## DIRECTIONS
Below is some material; transcribe all of it exactly.

## ENTRIES SUPPLIED
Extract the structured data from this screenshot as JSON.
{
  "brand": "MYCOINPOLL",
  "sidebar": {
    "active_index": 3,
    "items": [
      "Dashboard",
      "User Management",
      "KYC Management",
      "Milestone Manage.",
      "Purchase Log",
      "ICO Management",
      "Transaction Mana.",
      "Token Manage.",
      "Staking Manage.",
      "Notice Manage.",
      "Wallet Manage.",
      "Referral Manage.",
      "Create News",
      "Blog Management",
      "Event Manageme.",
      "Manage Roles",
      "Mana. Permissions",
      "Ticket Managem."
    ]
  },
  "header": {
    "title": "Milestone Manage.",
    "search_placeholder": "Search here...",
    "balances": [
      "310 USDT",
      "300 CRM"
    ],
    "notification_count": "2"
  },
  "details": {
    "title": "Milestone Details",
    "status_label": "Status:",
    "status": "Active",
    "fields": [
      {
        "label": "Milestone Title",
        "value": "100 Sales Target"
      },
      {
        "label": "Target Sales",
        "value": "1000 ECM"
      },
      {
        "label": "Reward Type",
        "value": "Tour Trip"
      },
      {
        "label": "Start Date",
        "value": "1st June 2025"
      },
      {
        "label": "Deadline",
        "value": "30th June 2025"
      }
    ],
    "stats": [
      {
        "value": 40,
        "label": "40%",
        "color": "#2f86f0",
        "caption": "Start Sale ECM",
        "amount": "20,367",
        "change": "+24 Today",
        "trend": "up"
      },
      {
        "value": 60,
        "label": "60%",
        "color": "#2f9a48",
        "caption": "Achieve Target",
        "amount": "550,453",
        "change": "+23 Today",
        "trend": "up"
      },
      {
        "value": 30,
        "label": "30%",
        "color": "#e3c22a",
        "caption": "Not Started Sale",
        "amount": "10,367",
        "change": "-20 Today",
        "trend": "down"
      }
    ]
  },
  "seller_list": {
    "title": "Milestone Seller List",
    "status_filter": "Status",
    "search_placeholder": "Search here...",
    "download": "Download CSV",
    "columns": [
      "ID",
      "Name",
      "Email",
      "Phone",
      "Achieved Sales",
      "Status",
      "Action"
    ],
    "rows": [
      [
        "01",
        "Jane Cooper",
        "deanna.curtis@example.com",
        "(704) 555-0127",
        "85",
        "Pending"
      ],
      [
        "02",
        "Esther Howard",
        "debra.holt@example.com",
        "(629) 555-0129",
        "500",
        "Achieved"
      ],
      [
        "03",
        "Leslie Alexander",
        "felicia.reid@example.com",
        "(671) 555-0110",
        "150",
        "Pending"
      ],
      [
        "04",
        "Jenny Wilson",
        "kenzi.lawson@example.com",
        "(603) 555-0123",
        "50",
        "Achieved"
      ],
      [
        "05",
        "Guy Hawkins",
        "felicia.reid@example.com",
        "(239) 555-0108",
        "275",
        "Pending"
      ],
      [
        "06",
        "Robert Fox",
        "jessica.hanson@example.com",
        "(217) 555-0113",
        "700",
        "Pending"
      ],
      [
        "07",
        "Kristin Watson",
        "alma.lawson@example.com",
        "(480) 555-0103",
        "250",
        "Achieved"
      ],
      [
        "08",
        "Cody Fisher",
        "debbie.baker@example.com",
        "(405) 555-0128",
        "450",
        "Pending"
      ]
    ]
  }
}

## OUTPUT FOR THIS TASK
Extract the structured data from this screenshot as JSON.
{
  "brand": "MYCOINPOLL",
  "sidebar": {
    "active_index": 3,
    "items": [
      "Dashboard",
      "User Management",
      "KYC Management",
      "Milestone Manage.",
      "Purchase Log",
      "ICO Management",
      "Transaction Mana.",
      "Token Manage.",
      "Staking Manage.",
      "Notice Manage.",
      "Wallet Manage.",
      "Referral Manage.",
      "Create News",
      "Blog Management",
      "Event Manageme.",
      "Manage Roles",
      "Mana. Permissions",
      "Ticket Managem."
    ]
  },
  "header": {
    "title": "Milestone Manage.",
    "search_placeholder": "Search here...",
    "balances": [
      "310 USDT",
      "300 CRM"
    ],
    "notification_count": "2"
  },
  "details": {
    "title": "Milestone Details",
    "status_label": "Status:",
    "status": "Active",
    "fields": [
      {
        "label": "Milestone Title",
        "value": "100 Sales Target"
      },
      {
        "label": "Target Sales",
        "value": "1000 ECM"
      },
      {
        "label": "Reward Type",
        "value": "Tour Trip"
      },
      {
        "label": "Start Date",
        "value": "1st June 2025"
      },
      {
        "label": "Deadline",
        "value": "30th June 2025"
      }
    ],
    "stats": [
      {
        "value": 40,
        "label": "40%",
        "color": "#2f86f0",
        "caption": "Start Sale ECM",
        "amount": "20,367",
        "change": "+24 Today",
        "trend": "up"
      },
      {
        "value": 60,
        "label": "60%",
        "color": "#2f9a48",
        "caption": "Achieve Target",
        "amount": "550,453",
        "change": "+23 Today",
        "trend": "up"
      },
      {
        "value": 30,
        "label": "30%",
        "color": "#e3c22a",
        "caption": "Not Started Sale",
        "amount": "10,367",
        "change": "-20 Today",
        "trend": "down"
      }
    ]
  },
  "seller_list": {
    "title": "Milestone Seller List",
    "status_filter": "Status",
    "search_placeholder": "Search here...",
    "download": "Download CSV",
    "columns": [
      "ID",
      "Name",
      "Email",
      "Phone",
      "Achieved Sales",
      "Status",
      "Action"
    ],
    "rows": [
      [
        "01",
        "Jane Cooper",
        "deanna.curtis@example.com",
        "(704) 555-0127",
        "85",
        "Pending"
      ],
      [
        "02",
        "Esther Howard",
        "debra.holt@example.com",
        "(629) 555-0129",
        "500",
        "Achieved"
      ],
      [
        "03",
        "Leslie Alexander",
        "felicia.reid@example.com",
        "(671) 555-0110",
        "150",
        "Pending"
      ],
      [
        "04",
        "Jenny Wilson",
        "kenzi.lawson@example.com",
        "(603) 555-0123",
        "50",
        "Achieved"
      ],
      [
        "05",
        "Guy Hawkins",
        "felicia.reid@example.com",
        "(239) 555-0108",
        "275",
        "Pending"
      ],
      [
        "06",
        "Robert Fox",
        "jessica.hanson@example.com",
        "(217) 555-0113",
        "700",
        "Pending"
      ],
      [
        "07",
        "Kristin Watson",
        "alma.lawson@example.com",
        "(480) 555-0103",
        "250",
        "Achieved"
      ],
      [
        "08",
        "Cody Fisher",
        "debbie.baker@example.com",
        "(405) 555-0128",
        "450",
        "Pending"
      ]
    ]
  }
}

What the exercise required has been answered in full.